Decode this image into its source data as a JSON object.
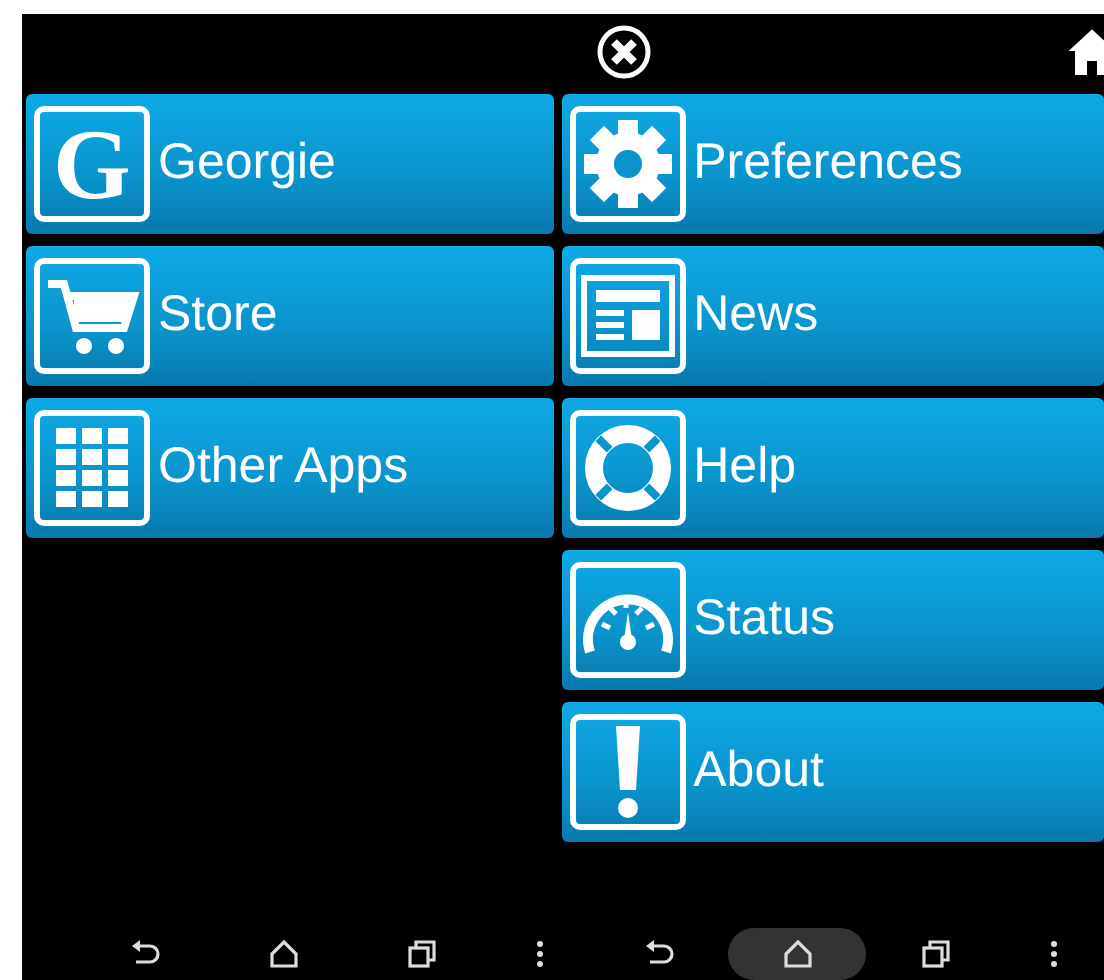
{
  "top_bar": {
    "buttons": [
      {
        "kind": "close"
      },
      {
        "kind": "home"
      }
    ]
  },
  "columns": [
    {
      "tiles": [
        {
          "label": "Georgie",
          "kind": "letter",
          "icon_text": "G"
        },
        {
          "label": "Store",
          "kind": "cart"
        },
        {
          "label": "Other Apps",
          "kind": "grid"
        }
      ]
    },
    {
      "tiles": [
        {
          "label": "Preferences",
          "kind": "gear"
        },
        {
          "label": "News",
          "kind": "newspaper"
        },
        {
          "label": "Help",
          "kind": "lifebuoy"
        },
        {
          "label": "Status",
          "kind": "gauge"
        },
        {
          "label": "About",
          "kind": "exclamation"
        }
      ]
    }
  ],
  "nav_bar": [
    {
      "kind": "back",
      "selected": false
    },
    {
      "kind": "home",
      "selected": false
    },
    {
      "kind": "recents",
      "selected": false
    },
    {
      "kind": "menu",
      "selected": false
    },
    {
      "kind": "back",
      "selected": false
    },
    {
      "kind": "home",
      "selected": true
    },
    {
      "kind": "recents",
      "selected": false
    },
    {
      "kind": "menu",
      "selected": false
    }
  ]
}
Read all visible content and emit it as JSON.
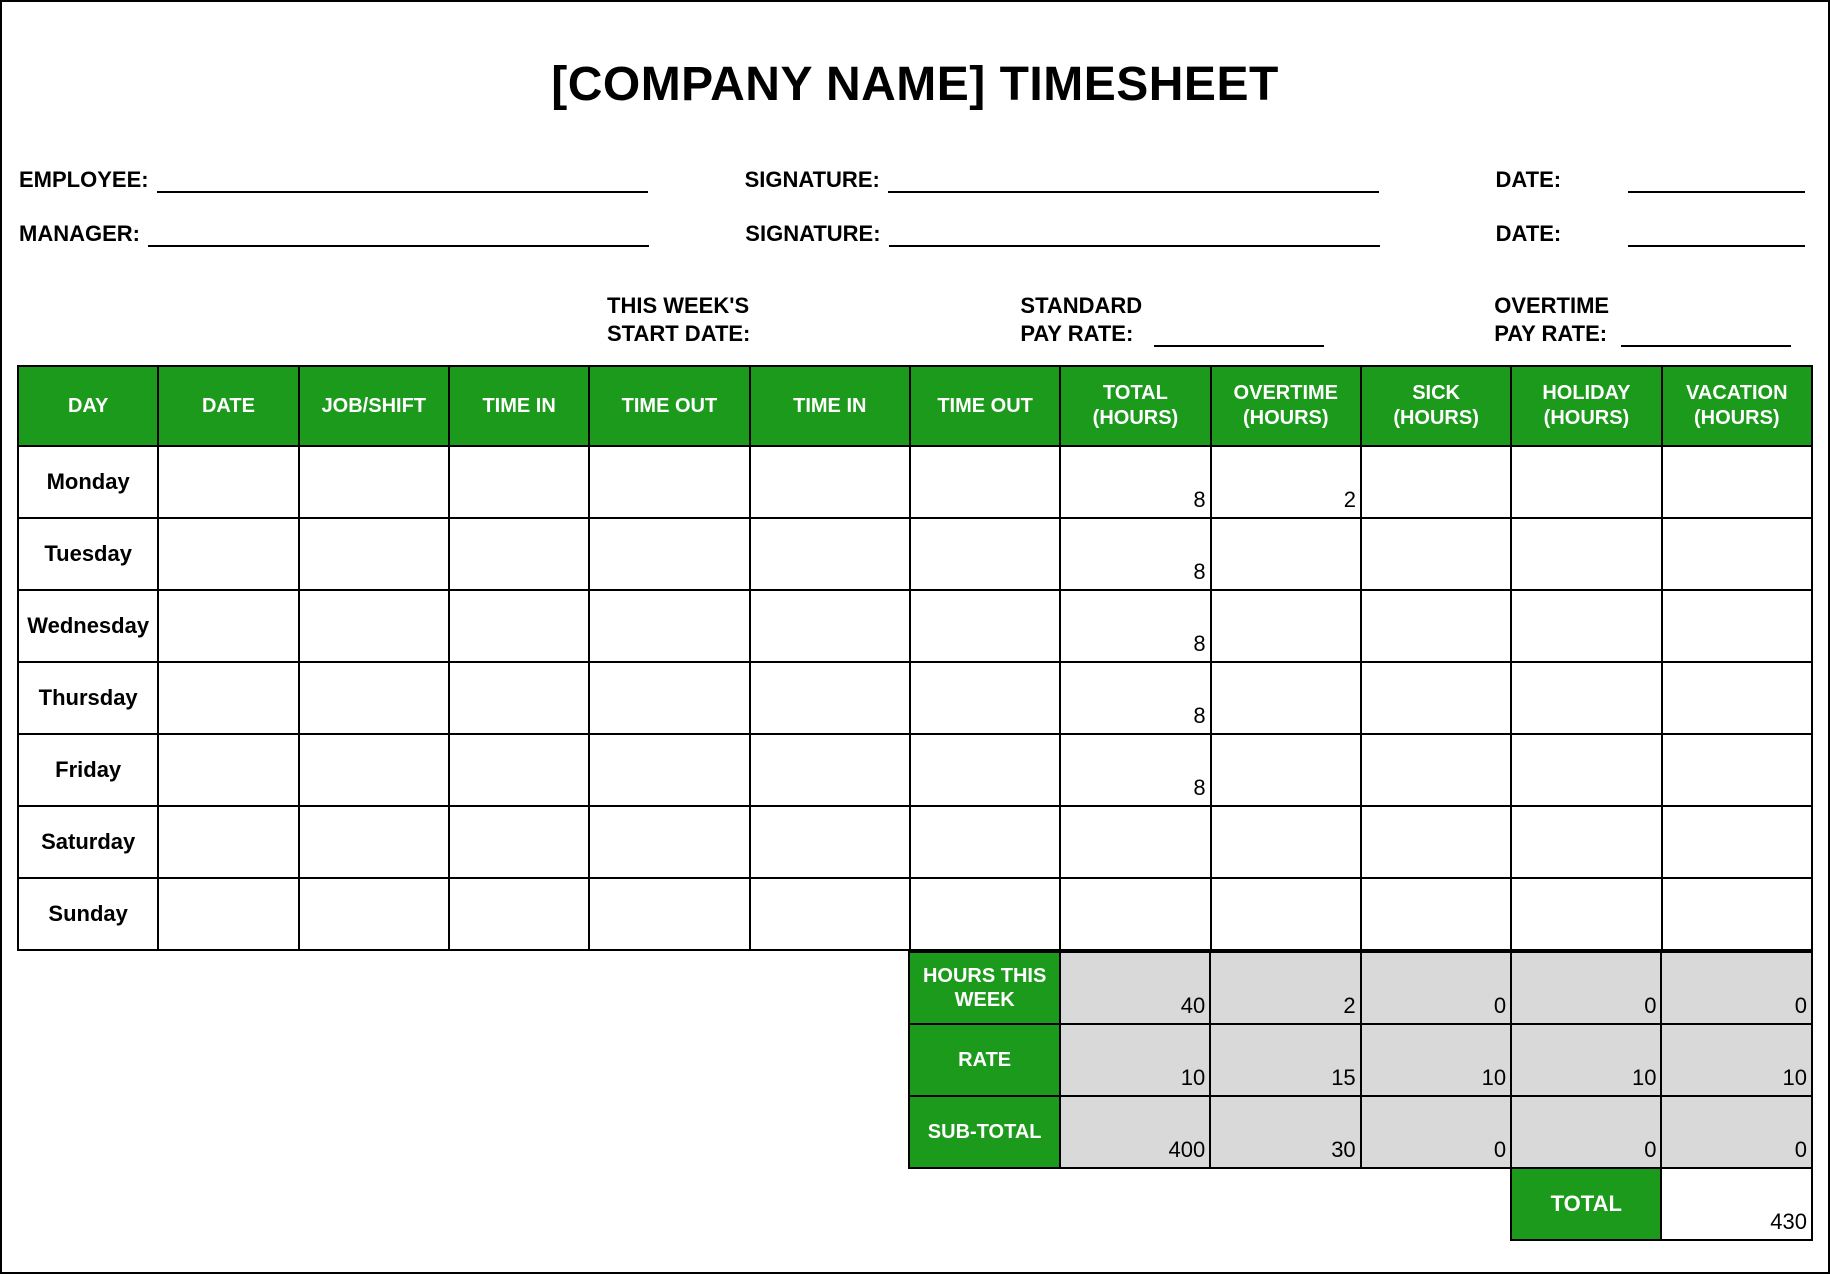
{
  "title": "[COMPANY NAME] TIMESHEET",
  "labels": {
    "employee": "EMPLOYEE:",
    "manager": "MANAGER:",
    "signature": "SIGNATURE:",
    "date": "DATE:",
    "this_weeks": "THIS WEEK'S",
    "start_date": "START DATE:",
    "standard": "STANDARD",
    "pay_rate": "PAY RATE:",
    "overtime": "OVERTIME"
  },
  "columns": {
    "day": "DAY",
    "date": "DATE",
    "job": "JOB/SHIFT",
    "time_in1": "TIME IN",
    "time_out1": "TIME OUT",
    "time_in2": "TIME IN",
    "time_out2": "TIME OUT",
    "total": "TOTAL (HOURS)",
    "ot": "OVERTIME (HOURS)",
    "sick": "SICK (HOURS)",
    "holiday": "HOLIDAY (HOURS)",
    "vacation": "VACATION (HOURS)"
  },
  "rows": [
    {
      "day": "Monday",
      "total": "8",
      "ot": "2",
      "sick": "",
      "holiday": "",
      "vacation": ""
    },
    {
      "day": "Tuesday",
      "total": "8",
      "ot": "",
      "sick": "",
      "holiday": "",
      "vacation": ""
    },
    {
      "day": "Wednesday",
      "total": "8",
      "ot": "",
      "sick": "",
      "holiday": "",
      "vacation": ""
    },
    {
      "day": "Thursday",
      "total": "8",
      "ot": "",
      "sick": "",
      "holiday": "",
      "vacation": ""
    },
    {
      "day": "Friday",
      "total": "8",
      "ot": "",
      "sick": "",
      "holiday": "",
      "vacation": ""
    },
    {
      "day": "Saturday",
      "total": "",
      "ot": "",
      "sick": "",
      "holiday": "",
      "vacation": ""
    },
    {
      "day": "Sunday",
      "total": "",
      "ot": "",
      "sick": "",
      "holiday": "",
      "vacation": ""
    }
  ],
  "summary": {
    "labels": {
      "hours_this_week": "HOURS THIS WEEK",
      "rate": "RATE",
      "subtotal": "SUB-TOTAL",
      "total": "TOTAL"
    },
    "hours": {
      "total": "40",
      "ot": "2",
      "sick": "0",
      "holiday": "0",
      "vacation": "0"
    },
    "rate": {
      "total": "10",
      "ot": "15",
      "sick": "10",
      "holiday": "10",
      "vacation": "10"
    },
    "subtotal": {
      "total": "400",
      "ot": "30",
      "sick": "0",
      "holiday": "0",
      "vacation": "0"
    },
    "grand_total": "430"
  },
  "colors": {
    "header_green": "#1b9a1b",
    "summary_gray": "#d9d9d9"
  }
}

━━━━━━

Task details:
Extract all the data above exactly, excluding every picture.

Exercise response:
Decode this image into its source data as a JSON object.
{
  "top_bar": {
    "buttons": [
      {
        "kind": "close"
      },
      {
        "kind": "home"
      }
    ]
  },
  "columns": [
    {
      "tiles": [
        {
          "label": "Georgie",
          "kind": "letter",
          "icon_text": "G"
        },
        {
          "label": "Store",
          "kind": "cart"
        },
        {
          "label": "Other Apps",
          "kind": "grid"
        }
      ]
    },
    {
      "tiles": [
        {
          "label": "Preferences",
          "kind": "gear"
        },
        {
          "label": "News",
          "kind": "newspaper"
        },
        {
          "label": "Help",
          "kind": "lifebuoy"
        },
        {
          "label": "Status",
          "kind": "gauge"
        },
        {
          "label": "About",
          "kind": "exclamation"
        }
      ]
    }
  ],
  "nav_bar": [
    {
      "kind": "back",
      "selected": false
    },
    {
      "kind": "home",
      "selected": false
    },
    {
      "kind": "recents",
      "selected": false
    },
    {
      "kind": "menu",
      "selected": false
    },
    {
      "kind": "back",
      "selected": false
    },
    {
      "kind": "home",
      "selected": true
    },
    {
      "kind": "recents",
      "selected": false
    },
    {
      "kind": "menu",
      "selected": false
    }
  ]
}
Read all visible content and emit it as JSON.
{
  "title": "[COMPANY NAME] TIMESHEET",
  "labels": {
    "employee": "EMPLOYEE:",
    "manager": "MANAGER:",
    "signature": "SIGNATURE:",
    "date": "DATE:",
    "this_weeks": "THIS WEEK'S",
    "start_date": "START DATE:",
    "standard": "STANDARD",
    "pay_rate": "PAY RATE:",
    "overtime": "OVERTIME"
  },
  "columns": {
    "day": "DAY",
    "date": "DATE",
    "job": "JOB/SHIFT",
    "time_in1": "TIME IN",
    "time_out1": "TIME OUT",
    "time_in2": "TIME IN",
    "time_out2": "TIME OUT",
    "total": "TOTAL (HOURS)",
    "ot": "OVERTIME (HOURS)",
    "sick": "SICK (HOURS)",
    "holiday": "HOLIDAY (HOURS)",
    "vacation": "VACATION (HOURS)"
  },
  "rows": [
    {
      "day": "Monday",
      "total": "8",
      "ot": "2",
      "sick": "",
      "holiday": "",
      "vacation": ""
    },
    {
      "day": "Tuesday",
      "total": "8",
      "ot": "",
      "sick": "",
      "holiday": "",
      "vacation": ""
    },
    {
      "day": "Wednesday",
      "total": "8",
      "ot": "",
      "sick": "",
      "holiday": "",
      "vacation": ""
    },
    {
      "day": "Thursday",
      "total": "8",
      "ot": "",
      "sick": "",
      "holiday": "",
      "vacation": ""
    },
    {
      "day": "Friday",
      "total": "8",
      "ot": "",
      "sick": "",
      "holiday": "",
      "vacation": ""
    },
    {
      "day": "Saturday",
      "total": "",
      "ot": "",
      "sick": "",
      "holiday": "",
      "vacation": ""
    },
    {
      "day": "Sunday",
      "total": "",
      "ot": "",
      "sick": "",
      "holiday": "",
      "vacation": ""
    }
  ],
  "summary": {
    "labels": {
      "hours_this_week": "HOURS THIS WEEK",
      "rate": "RATE",
      "subtotal": "SUB-TOTAL",
      "total": "TOTAL"
    },
    "hours": {
      "total": "40",
      "ot": "2",
      "sick": "0",
      "holiday": "0",
      "vacation": "0"
    },
    "rate": {
      "total": "10",
      "ot": "15",
      "sick": "10",
      "holiday": "10",
      "vacation": "10"
    },
    "subtotal": {
      "total": "400",
      "ot": "30",
      "sick": "0",
      "holiday": "0",
      "vacation": "0"
    },
    "grand_total": "430"
  },
  "colors": {
    "header_green": "#1b9a1b",
    "summary_gray": "#d9d9d9"
  }
}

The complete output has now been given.